[START OF Provided records]

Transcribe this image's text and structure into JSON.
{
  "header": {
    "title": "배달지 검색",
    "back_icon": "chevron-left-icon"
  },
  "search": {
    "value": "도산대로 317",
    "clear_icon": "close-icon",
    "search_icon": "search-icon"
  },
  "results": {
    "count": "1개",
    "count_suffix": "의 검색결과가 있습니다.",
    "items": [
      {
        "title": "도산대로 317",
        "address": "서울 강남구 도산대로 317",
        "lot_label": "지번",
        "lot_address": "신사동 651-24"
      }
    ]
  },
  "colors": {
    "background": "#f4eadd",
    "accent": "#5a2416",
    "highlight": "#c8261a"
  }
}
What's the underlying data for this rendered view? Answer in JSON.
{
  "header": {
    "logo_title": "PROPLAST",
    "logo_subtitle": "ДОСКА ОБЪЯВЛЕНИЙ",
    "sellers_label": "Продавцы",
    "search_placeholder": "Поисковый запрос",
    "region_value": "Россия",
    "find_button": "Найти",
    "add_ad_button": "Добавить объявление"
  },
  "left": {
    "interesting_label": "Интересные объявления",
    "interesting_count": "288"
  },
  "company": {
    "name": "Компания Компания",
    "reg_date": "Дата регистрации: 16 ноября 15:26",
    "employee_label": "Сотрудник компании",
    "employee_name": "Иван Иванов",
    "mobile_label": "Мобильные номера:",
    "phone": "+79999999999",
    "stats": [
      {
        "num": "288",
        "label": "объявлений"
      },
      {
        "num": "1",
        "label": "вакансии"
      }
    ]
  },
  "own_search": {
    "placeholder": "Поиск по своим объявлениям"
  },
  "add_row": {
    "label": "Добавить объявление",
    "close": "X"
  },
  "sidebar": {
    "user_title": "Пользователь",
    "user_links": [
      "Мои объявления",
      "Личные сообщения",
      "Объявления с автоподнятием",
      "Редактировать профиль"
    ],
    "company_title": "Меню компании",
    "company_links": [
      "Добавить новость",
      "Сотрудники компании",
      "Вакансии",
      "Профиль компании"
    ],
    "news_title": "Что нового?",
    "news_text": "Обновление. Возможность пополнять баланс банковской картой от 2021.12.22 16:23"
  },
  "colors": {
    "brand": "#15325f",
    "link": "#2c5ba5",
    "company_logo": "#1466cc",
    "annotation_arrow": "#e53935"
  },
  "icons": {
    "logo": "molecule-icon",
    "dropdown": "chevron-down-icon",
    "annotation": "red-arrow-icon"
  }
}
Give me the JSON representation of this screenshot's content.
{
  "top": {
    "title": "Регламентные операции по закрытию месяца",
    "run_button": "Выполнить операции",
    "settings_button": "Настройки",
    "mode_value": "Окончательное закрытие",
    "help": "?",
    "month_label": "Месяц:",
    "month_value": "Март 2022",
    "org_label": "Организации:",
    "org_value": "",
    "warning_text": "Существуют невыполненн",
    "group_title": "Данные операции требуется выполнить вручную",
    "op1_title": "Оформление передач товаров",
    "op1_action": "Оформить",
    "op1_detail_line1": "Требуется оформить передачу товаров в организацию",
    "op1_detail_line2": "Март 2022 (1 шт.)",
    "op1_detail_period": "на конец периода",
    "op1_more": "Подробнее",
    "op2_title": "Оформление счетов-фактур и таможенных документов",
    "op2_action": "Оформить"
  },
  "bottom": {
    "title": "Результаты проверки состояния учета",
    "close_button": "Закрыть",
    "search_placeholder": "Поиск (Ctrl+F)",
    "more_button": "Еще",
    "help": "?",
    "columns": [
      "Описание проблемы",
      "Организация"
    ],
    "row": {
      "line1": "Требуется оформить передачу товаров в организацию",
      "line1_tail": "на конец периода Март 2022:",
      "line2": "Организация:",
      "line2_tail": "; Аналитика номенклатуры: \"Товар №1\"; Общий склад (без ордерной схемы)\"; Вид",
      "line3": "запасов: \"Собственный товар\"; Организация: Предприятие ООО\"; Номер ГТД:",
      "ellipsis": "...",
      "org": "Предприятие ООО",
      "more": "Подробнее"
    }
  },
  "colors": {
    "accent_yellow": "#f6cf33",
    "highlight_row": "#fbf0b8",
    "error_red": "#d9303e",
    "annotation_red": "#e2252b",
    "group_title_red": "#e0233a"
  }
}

[END OF Provided records]

__Problem requirements__
Reproduce each record exactly, leaving nothing out.

__Answer for this exercise__
Transcribe this image's text and structure into JSON.
{
  "header": {
    "title": "배달지 검색",
    "back_icon": "chevron-left-icon"
  },
  "search": {
    "value": "도산대로 317",
    "clear_icon": "close-icon",
    "search_icon": "search-icon"
  },
  "results": {
    "count": "1개",
    "count_suffix": "의 검색결과가 있습니다.",
    "items": [
      {
        "title": "도산대로 317",
        "address": "서울 강남구 도산대로 317",
        "lot_label": "지번",
        "lot_address": "신사동 651-24"
      }
    ]
  },
  "colors": {
    "background": "#f4eadd",
    "accent": "#5a2416",
    "highlight": "#c8261a"
  }
}
What's the underlying data for this rendered view? Answer in JSON.
{
  "header": {
    "logo_title": "PROPLAST",
    "logo_subtitle": "ДОСКА ОБЪЯВЛЕНИЙ",
    "sellers_label": "Продавцы",
    "search_placeholder": "Поисковый запрос",
    "region_value": "Россия",
    "find_button": "Найти",
    "add_ad_button": "Добавить объявление"
  },
  "left": {
    "interesting_label": "Интересные объявления",
    "interesting_count": "288"
  },
  "company": {
    "name": "Компания Компания",
    "reg_date": "Дата регистрации: 16 ноября 15:26",
    "employee_label": "Сотрудник компании",
    "employee_name": "Иван Иванов",
    "mobile_label": "Мобильные номера:",
    "phone": "+79999999999",
    "stats": [
      {
        "num": "288",
        "label": "объявлений"
      },
      {
        "num": "1",
        "label": "вакансии"
      }
    ]
  },
  "own_search": {
    "placeholder": "Поиск по своим объявлениям"
  },
  "add_row": {
    "label": "Добавить объявление",
    "close": "X"
  },
  "sidebar": {
    "user_title": "Пользователь",
    "user_links": [
      "Мои объявления",
      "Личные сообщения",
      "Объявления с автоподнятием",
      "Редактировать профиль"
    ],
    "company_title": "Меню компании",
    "company_links": [
      "Добавить новость",
      "Сотрудники компании",
      "Вакансии",
      "Профиль компании"
    ],
    "news_title": "Что нового?",
    "news_text": "Обновление. Возможность пополнять баланс банковской картой от 2021.12.22 16:23"
  },
  "colors": {
    "brand": "#15325f",
    "link": "#2c5ba5",
    "company_logo": "#1466cc",
    "annotation_arrow": "#e53935"
  },
  "icons": {
    "logo": "molecule-icon",
    "dropdown": "chevron-down-icon",
    "annotation": "red-arrow-icon"
  }
}
Give me the JSON representation of this screenshot's content.
{
  "top": {
    "title": "Регламентные операции по закрытию месяца",
    "run_button": "Выполнить операции",
    "settings_button": "Настройки",
    "mode_value": "Окончательное закрытие",
    "help": "?",
    "month_label": "Месяц:",
    "month_value": "Март 2022",
    "org_label": "Организации:",
    "org_value": "",
    "warning_text": "Существуют невыполненн",
    "group_title": "Данные операции требуется выполнить вручную",
    "op1_title": "Оформление передач товаров",
    "op1_action": "Оформить",
    "op1_detail_line1": "Требуется оформить передачу товаров в организацию",
    "op1_detail_line2": "Март 2022 (1 шт.)",
    "op1_detail_period": "на конец периода",
    "op1_more": "Подробнее",
    "op2_title": "Оформление счетов-фактур и таможенных документов",
    "op2_action": "Оформить"
  },
  "bottom": {
    "title": "Результаты проверки состояния учета",
    "close_button": "Закрыть",
    "search_placeholder": "Поиск (Ctrl+F)",
    "more_button": "Еще",
    "help": "?",
    "columns": [
      "Описание проблемы",
      "Организация"
    ],
    "row": {
      "line1": "Требуется оформить передачу товаров в организацию",
      "line1_tail": "на конец периода Март 2022:",
      "line2": "Организация:",
      "line2_tail": "; Аналитика номенклатуры: \"Товар №1\"; Общий склад (без ордерной схемы)\"; Вид",
      "line3": "запасов: \"Собственный товар\"; Организация: Предприятие ООО\"; Номер ГТД:",
      "ellipsis": "...",
      "org": "Предприятие ООО",
      "more": "Подробнее"
    }
  },
  "colors": {
    "accent_yellow": "#f6cf33",
    "highlight_row": "#fbf0b8",
    "error_red": "#d9303e",
    "annotation_red": "#e2252b",
    "group_title_red": "#e0233a"
  }
}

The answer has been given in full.